» DIRECTIVE
Return the lines below that carry the word "American".

####################

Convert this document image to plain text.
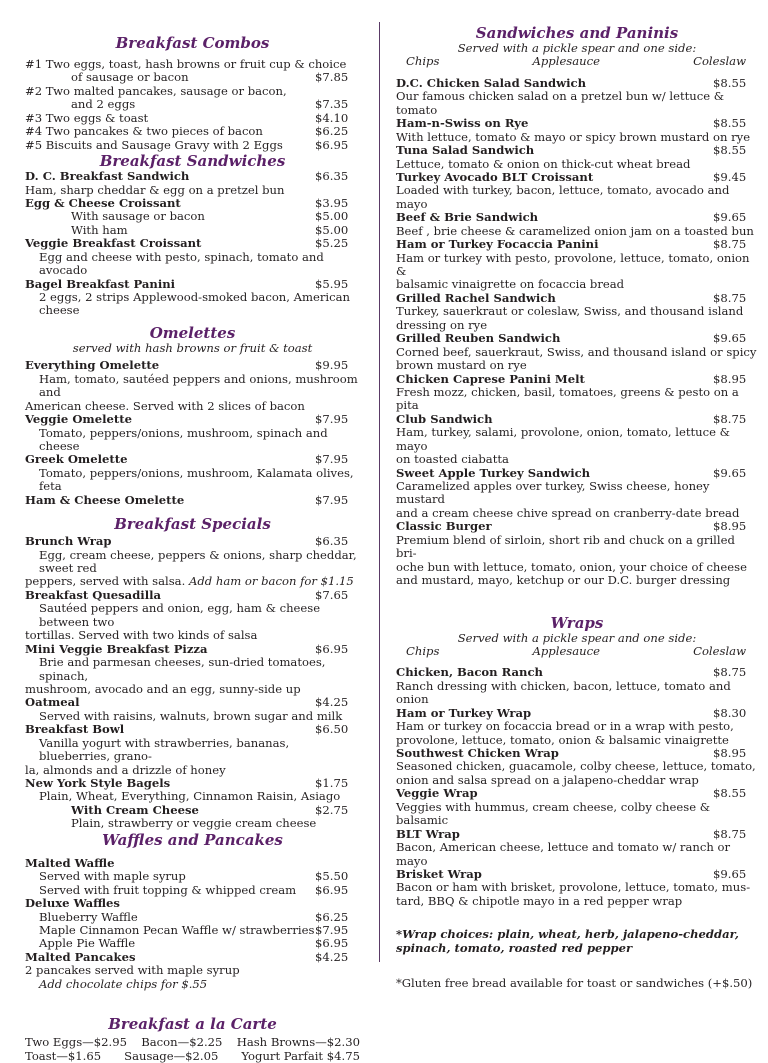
Breakfast Combos
#1 Two eggs, toast, hash browns or fruit cup & choice
of sausage or bacon	$7.85
#2 Two malted pancakes, sausage or bacon,
and 2 eggs	$7.35
#3 Two eggs & toast	$4.10
#4 Two pancakes & two pieces of bacon	$6.25
#5 Biscuits and Sausage Gravy with 2 Eggs	$6.95
Breakfast Sandwiches
D. C. Breakfast Sandwich	$6.35
Ham, sharp cheddar & egg on a pretzel bun
Egg & Cheese Croissant	$3.95
With sausage or bacon	$5.00
With ham	$5.00
Veggie Breakfast Croissant	$5.25
Egg and cheese with pesto, spinach, tomato and avocado
Bagel Breakfast Panini	$5.95
2 eggs, 2 strips Applewood-smoked bacon, American cheese
Omelettes
served with hash browns or fruit & toast
Everything Omelette	$9.95
Ham, tomato, sautéed peppers and onions, mushroom and
American cheese. Served with 2 slices of bacon
Veggie Omelette	$7.95
Tomato, peppers/onions, mushroom, spinach and cheese
Greek Omelette	$7.95
Tomato, peppers/onions, mushroom, Kalamata olives, feta
Ham & Cheese Omelette	$7.95
Breakfast Specials
Brunch Wrap	$6.35
Egg, cream cheese, peppers & onions, sharp cheddar, sweet red
peppers, served with salsa. Add ham or bacon for $1.15
Breakfast Quesadilla	$7.65
Sautéed peppers and onion, egg, ham & cheese between two
tortillas. Served with two kinds of salsa
Mini Veggie Breakfast Pizza	$6.95
Brie and parmesan cheeses, sun-dried tomatoes, spinach,
mushroom, avocado and an egg, sunny-side up
Oatmeal	$4.25
Served with raisins, walnuts, brown sugar and milk
Breakfast Bowl	$6.50
Vanilla yogurt with strawberries, bananas, blueberries, grano-
la, almonds and a drizzle of honey
New York Style Bagels	$1.75
Plain, Wheat, Everything, Cinnamon Raisin, Asiago
With Cream Cheese	$2.75
Plain, strawberry or veggie cream cheese
Waffles and Pancakes
Malted Waffle
Served with maple syrup	$5.50
Served with fruit topping & whipped cream $6.95
Deluxe Waffles
Blueberry Waffle	$6.25
Maple Cinnamon Pecan Waffle w/ strawberries $7.95
Apple Pie Waffle	$6.95
Malted Pancakes	$4.25
2 pancakes served with maple syrup
Add chocolate chips for $.55
Breakfast a la Carte
Two Eggs—$2.95 Bacon—$2.25 Hash Browns—$2.30
Toast—$1.65 Sausage—$2.05 Yogurt Parfait $4.75
Sandwiches and Paninis
Served with a pickle spear and one side:
Chips	Applesauce	Coleslaw
D.C. Chicken Salad Sandwich	$8.55
Our famous chicken salad on a pretzel bun w/ lettuce & tomato
Ham-n-Swiss on Rye	$8.55
With lettuce, tomato & mayo or spicy brown mustard on rye
Tuna Salad Sandwich	$8.55
Lettuce, tomato & onion on thick-cut wheat bread
Turkey Avocado BLT Croissant	$9.45
Loaded with turkey, bacon, lettuce, tomato, avocado and mayo
Beef & Brie Sandwich	$9.65
Beef , brie cheese & caramelized onion jam on a toasted bun
Ham or Turkey Focaccia Panini	$8.75
Ham or turkey with pesto, provolone, lettuce, tomato, onion &
balsamic vinaigrette on focaccia bread
Grilled Rachel Sandwich	$8.75
Turkey, sauerkraut or coleslaw, Swiss, and thousand island
dressing on rye
Grilled Reuben Sandwich	$9.65
Corned beef, sauerkraut, Swiss, and thousand island or spicy
brown mustard on rye
Chicken Caprese Panini Melt	$8.95
Fresh mozz, chicken, basil, tomatoes, greens & pesto on a pita
Club Sandwich	$8.75
Ham, turkey, salami, provolone, onion, tomato, lettuce & mayo
on toasted ciabatta
Sweet Apple Turkey Sandwich	$9.65
Caramelized apples over turkey, Swiss cheese, honey mustard
and a cream cheese chive spread on cranberry-date bread
Classic Burger	$8.95
Premium blend of sirloin, short rib and chuck on a grilled bri-
oche bun with lettuce, tomato, onion, your choice of cheese
and mustard, mayo, ketchup or our D.C. burger dressing
Wraps
Served with a pickle spear and one side:
Chips	Applesauce	Coleslaw
Chicken, Bacon Ranch	$8.75
Ranch dressing with chicken, bacon, lettuce, tomato and onion
Ham or Turkey Wrap	$8.30
Ham or turkey on focaccia bread or in a wrap with pesto,
provolone, lettuce, tomato, onion & balsamic vinaigrette
Southwest Chicken Wrap	$8.95
Seasoned chicken, guacamole, colby cheese, lettuce, tomato,
onion and salsa spread on a jalapeno-cheddar wrap
Veggie Wrap	$8.55
Veggies with hummus, cream cheese, colby cheese & balsamic
BLT Wrap	$8.75
Bacon, American cheese, lettuce and tomato w/ ranch or mayo
Brisket Wrap	$9.65
Bacon or ham with brisket, provolone, lettuce, tomato, mus-
tard, BBQ & chipotle mayo in a red pepper wrap
*Wrap choices: plain, wheat, herb, jalapeno-cheddar,
spinach, tomato, roasted red pepper
*Gluten free bread available for toast or sandwiches (+$.50)
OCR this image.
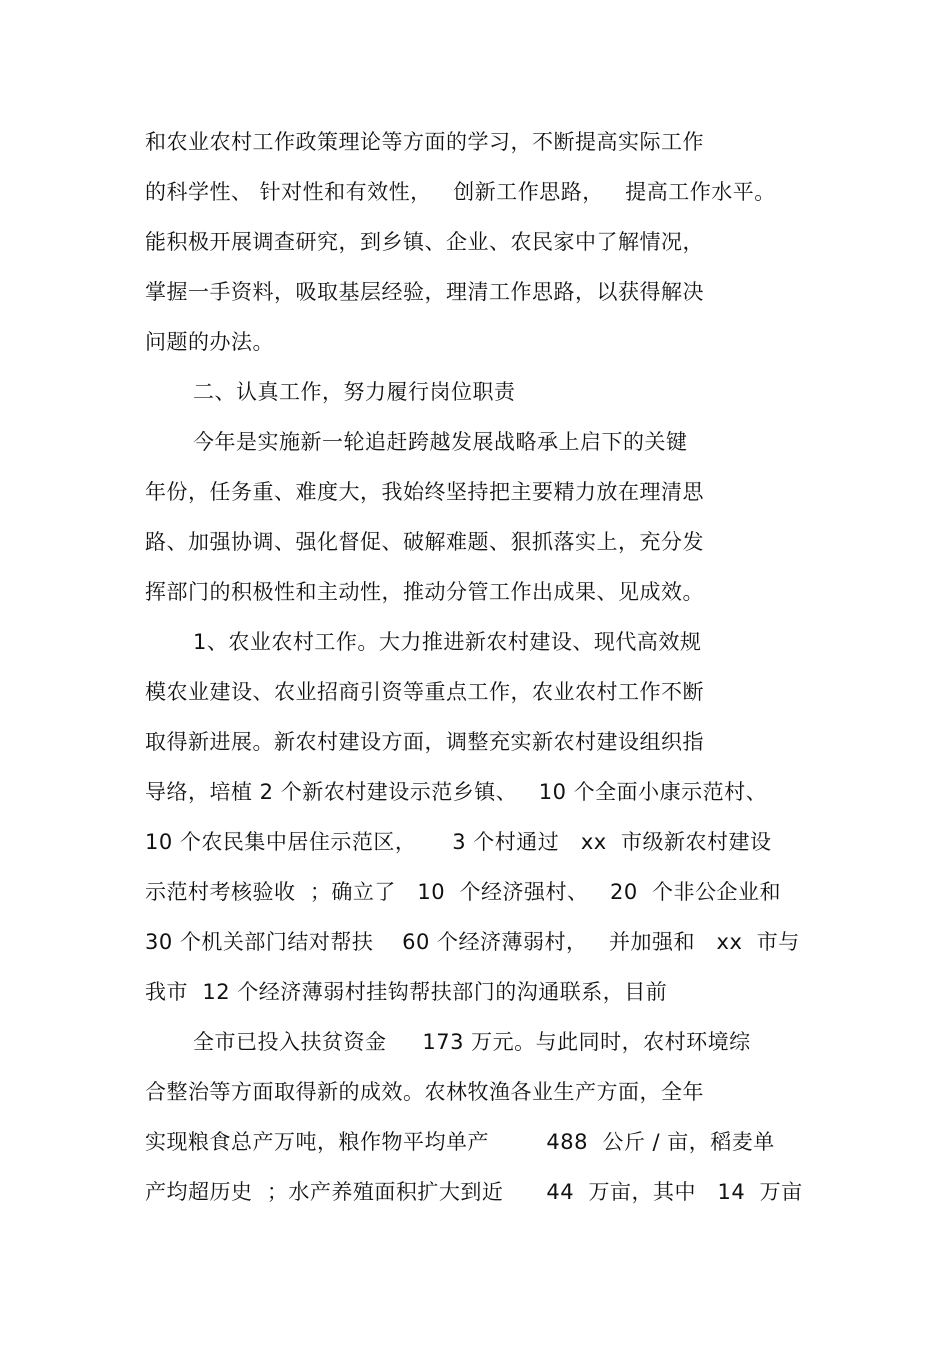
和农业农村工作政策理论等方面的学习，不断提高实际工作
的科学性、 针对性和有效性，   创新工作思路，   提高工作水平。
能积极开展调查研究，到乡镇、企业、农民家中了解情况，
掌握一手资料，吸取基层经验，理清工作思路，以获得解决
问题的办法。
二、认真工作，努力履行岗位职责
今年是实施新一轮追赶跨越发展战略承上启下的关键
年份，任务重、难度大，我始终坚持把主要精力放在理清思
路、加强协调、强化督促、破解难题、狠抓落实上，充分发
挥部门的积极性和主动性，推动分管工作出成果、见成效。
1、农业农村工作。大力推进新农村建设、现代高效规
模农业建设、农业招商引资等重点工作，农业农村工作不断
取得新进展。新农村建设方面，调整充实新农村建设组织指
导络，培植 2 个新农村建设示范乡镇、   10 个全面小康示范村、
10 个农民集中居住示范区，     3 个村通过   xx  市级新农村建设
示范村考核验收  ；确立了   10  个经济强村、   20  个非公企业和
30 个机关部门结对帮扶    60 个经济薄弱村，   并加强和   xx  市与
我市  12 个经济薄弱村挂钩帮扶部门的沟通联系，目前
全市已投入扶贫资金     173 万元。与此同时，农村环境综
合整治等方面取得新的成效。农林牧渔各业生产方面，全年
实现粮食总产万吨，粮作物平均单产        488  公斤 / 亩，稻麦单
产均超历史  ；水产养殖面积扩大到近      44  万亩，其中   14  万亩
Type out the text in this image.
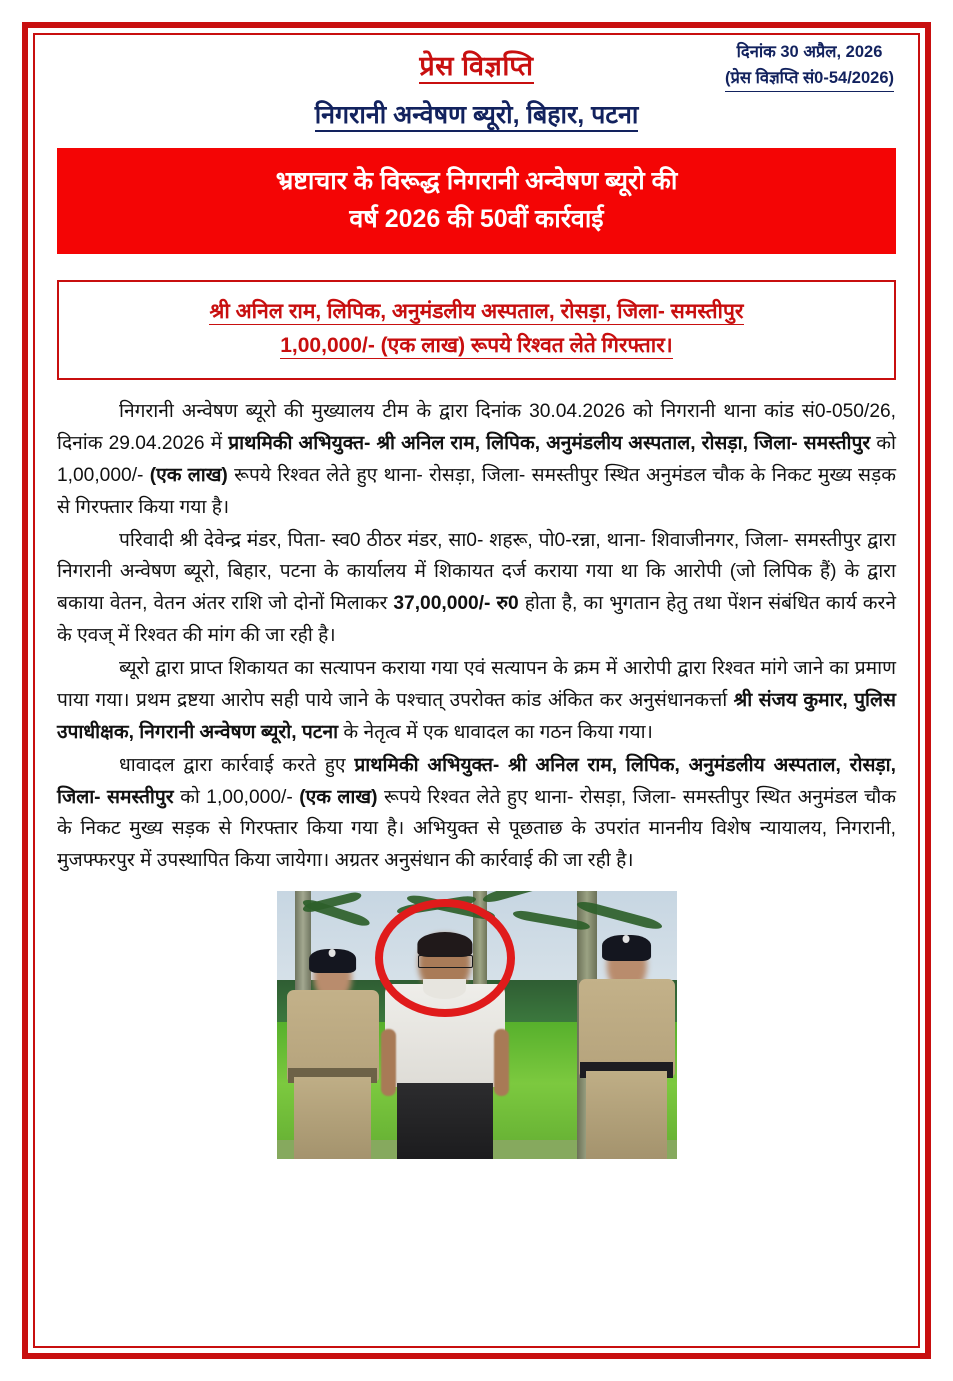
प्रेस विज्ञप्ति	दिनांक 30 अप्रैल, 2026
(प्रेस विज्ञप्ति सं0-54/2026)
निगरानी अन्वेषण ब्यूरो, बिहार, पटना
भ्रष्टाचार के विरूद्ध निगरानी अन्वेषण ब्यूरो की
वर्ष 2026 की 50वीं कार्रवाई
श्री अनिल राम, लिपिक, अनुमंडलीय अस्पताल, रोसड़ा, जिला- समस्तीपुर
1,00,000/- (एक लाख) रूपये रिश्वत लेते गिरफ्तार।

निगरानी अन्वेषण ब्यूरो की मुख्यालय टीम के द्वारा दिनांक 30.04.2026 को निगरानी थाना कांड सं0-050/26, दिनांक 29.04.2026 में प्राथमिकी अभियुक्त- श्री अनिल राम, लिपिक, अनुमंडलीय अस्पताल, रोसड़ा, जिला- समस्तीपुर को 1,00,000/- (एक लाख) रूपये रिश्वत लेते हुए थाना- रोसड़ा, जिला- समस्तीपुर स्थित अनुमंडल चौक के निकट मुख्य सड़क से गिरफ्तार किया गया है।

परिवादी श्री देवेन्द्र मंडर, पिता- स्व0 ठीठर मंडर, सा0- शहरू, पो0-रन्ना, थाना- शिवाजीनगर, जिला- समस्तीपुर द्वारा निगरानी अन्वेषण ब्यूरो, बिहार, पटना के कार्यालय में शिकायत दर्ज कराया गया था कि आरोपी (जो लिपिक हैं) के द्वारा बकाया वेतन, वेतन अंतर राशि जो दोनों मिलाकर 37,00,000/- रु0 होता है, का भुगतान हेतु तथा पेंशन संबंधित कार्य करने के एवज् में रिश्वत की मांग की जा रही है।

ब्यूरो द्वारा प्राप्त शिकायत का सत्यापन कराया गया एवं सत्यापन के क्रम में आरोपी द्वारा रिश्वत मांगे जाने का प्रमाण पाया गया। प्रथम द्रष्टया आरोप सही पाये जाने के पश्चात् उपरोक्त कांड अंकित कर अनुसंधानकर्त्ता श्री संजय कुमार, पुलिस उपाधीक्षक, निगरानी अन्वेषण ब्यूरो, पटना के नेतृत्व में एक धावादल का गठन किया गया।

धावादल द्वारा कार्रवाई करते हुए प्राथमिकी अभियुक्त- श्री अनिल राम, लिपिक, अनुमंडलीय अस्पताल, रोसड़ा, जिला- समस्तीपुर को 1,00,000/- (एक लाख) रूपये रिश्वत लेते हुए थाना- रोसड़ा, जिला- समस्तीपुर स्थित अनुमंडल चौक के निकट मुख्य सड़क से गिरफ्तार किया गया है। अभियुक्त से पूछताछ के उपरांत माननीय विशेष न्यायालय, निगरानी, मुजफ्फरपुर में उपस्थापित किया जायेगा। अग्रतर अनुसंधान की कार्रवाई की जा रही है।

####################

» FINAL ANSWER
2 eggs, 2 strips Applewood-smoked bacon, American cheese
American cheese. Served with 2 slices of bacon
Bacon, American cheese, lettuce and tomato w/ ranch or mayo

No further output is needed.